Task: Look through the data below. Show each line where the string "钱塘江大桥" occurs.
---------- Data to process ----------
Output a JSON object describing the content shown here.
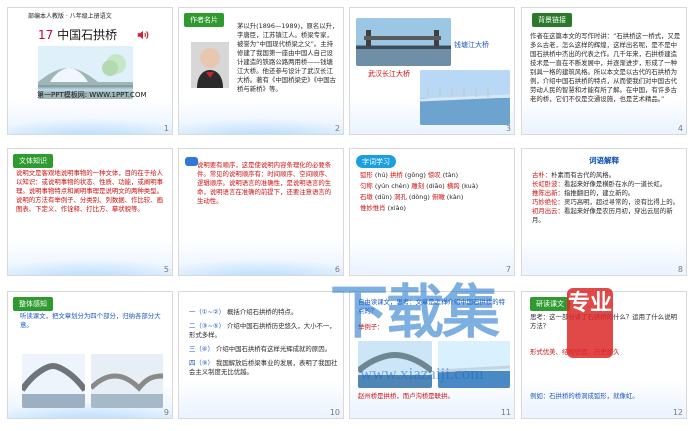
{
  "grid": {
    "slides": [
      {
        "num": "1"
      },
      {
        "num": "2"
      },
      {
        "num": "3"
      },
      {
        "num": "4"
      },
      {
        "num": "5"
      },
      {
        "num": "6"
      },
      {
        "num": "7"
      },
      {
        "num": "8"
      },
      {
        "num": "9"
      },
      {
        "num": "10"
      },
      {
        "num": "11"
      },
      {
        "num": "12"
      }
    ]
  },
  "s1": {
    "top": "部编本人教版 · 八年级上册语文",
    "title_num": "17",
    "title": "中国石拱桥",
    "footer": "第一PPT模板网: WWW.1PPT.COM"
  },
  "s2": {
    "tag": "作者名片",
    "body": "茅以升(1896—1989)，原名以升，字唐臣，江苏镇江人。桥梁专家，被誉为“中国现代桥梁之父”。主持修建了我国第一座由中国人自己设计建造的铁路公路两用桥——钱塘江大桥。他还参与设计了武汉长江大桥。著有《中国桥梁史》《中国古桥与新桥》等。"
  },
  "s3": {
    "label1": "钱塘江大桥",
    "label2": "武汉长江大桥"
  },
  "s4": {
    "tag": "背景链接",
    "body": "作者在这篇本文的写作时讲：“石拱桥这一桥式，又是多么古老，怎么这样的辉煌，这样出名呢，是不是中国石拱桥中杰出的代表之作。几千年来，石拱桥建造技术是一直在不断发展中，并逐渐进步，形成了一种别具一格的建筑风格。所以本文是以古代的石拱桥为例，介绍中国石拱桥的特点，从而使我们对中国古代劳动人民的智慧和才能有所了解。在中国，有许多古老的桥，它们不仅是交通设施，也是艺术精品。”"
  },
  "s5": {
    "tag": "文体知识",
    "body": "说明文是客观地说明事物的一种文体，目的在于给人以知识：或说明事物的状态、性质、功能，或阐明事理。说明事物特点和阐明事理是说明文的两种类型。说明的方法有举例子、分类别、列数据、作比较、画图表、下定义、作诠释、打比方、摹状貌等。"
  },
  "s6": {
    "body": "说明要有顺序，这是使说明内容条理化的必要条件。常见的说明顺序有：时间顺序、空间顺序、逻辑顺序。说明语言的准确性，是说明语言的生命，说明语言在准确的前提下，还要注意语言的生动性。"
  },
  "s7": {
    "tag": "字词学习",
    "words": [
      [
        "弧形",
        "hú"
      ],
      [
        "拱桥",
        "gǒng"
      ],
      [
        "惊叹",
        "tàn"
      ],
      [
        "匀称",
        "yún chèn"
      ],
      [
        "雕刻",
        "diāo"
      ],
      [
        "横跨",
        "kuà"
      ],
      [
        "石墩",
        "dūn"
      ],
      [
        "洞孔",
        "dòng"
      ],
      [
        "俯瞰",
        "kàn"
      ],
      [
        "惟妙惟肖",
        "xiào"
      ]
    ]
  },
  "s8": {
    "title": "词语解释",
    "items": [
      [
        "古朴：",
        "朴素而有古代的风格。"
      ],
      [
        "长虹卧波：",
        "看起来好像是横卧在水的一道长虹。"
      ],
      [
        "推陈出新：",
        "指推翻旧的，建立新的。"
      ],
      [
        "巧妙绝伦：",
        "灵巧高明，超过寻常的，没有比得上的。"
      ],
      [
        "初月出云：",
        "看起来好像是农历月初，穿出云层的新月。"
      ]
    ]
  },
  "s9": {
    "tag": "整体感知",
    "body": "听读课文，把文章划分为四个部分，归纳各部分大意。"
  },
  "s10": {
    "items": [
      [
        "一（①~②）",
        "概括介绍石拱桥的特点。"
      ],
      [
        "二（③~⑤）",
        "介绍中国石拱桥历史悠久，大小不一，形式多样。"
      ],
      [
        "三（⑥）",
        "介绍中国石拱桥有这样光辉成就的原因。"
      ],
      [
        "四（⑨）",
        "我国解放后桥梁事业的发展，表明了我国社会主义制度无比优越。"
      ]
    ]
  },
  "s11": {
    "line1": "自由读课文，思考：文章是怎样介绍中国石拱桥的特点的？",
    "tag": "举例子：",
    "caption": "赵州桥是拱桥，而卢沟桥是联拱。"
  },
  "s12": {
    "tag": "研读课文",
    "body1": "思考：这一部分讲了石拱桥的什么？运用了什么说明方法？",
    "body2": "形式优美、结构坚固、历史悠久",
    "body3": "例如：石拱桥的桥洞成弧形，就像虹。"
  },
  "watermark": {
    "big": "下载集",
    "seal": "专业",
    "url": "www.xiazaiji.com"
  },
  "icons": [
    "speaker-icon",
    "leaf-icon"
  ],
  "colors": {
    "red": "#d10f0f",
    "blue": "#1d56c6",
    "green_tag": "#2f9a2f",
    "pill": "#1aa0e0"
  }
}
----------
Response to the exercise:
    "body": "茅以升(1896—1989)，原名以升，字唐臣，江苏镇江人。桥梁专家，被誉为“中国现代桥梁之父”。主持修建了我国第一座由中国人自己设计建造的铁路公路两用桥——钱塘江大桥。他还参与设计了武汉长江大桥。著有《中国桥梁史》《中国古桥与新桥》等。"
    "label1": "钱塘江大桥",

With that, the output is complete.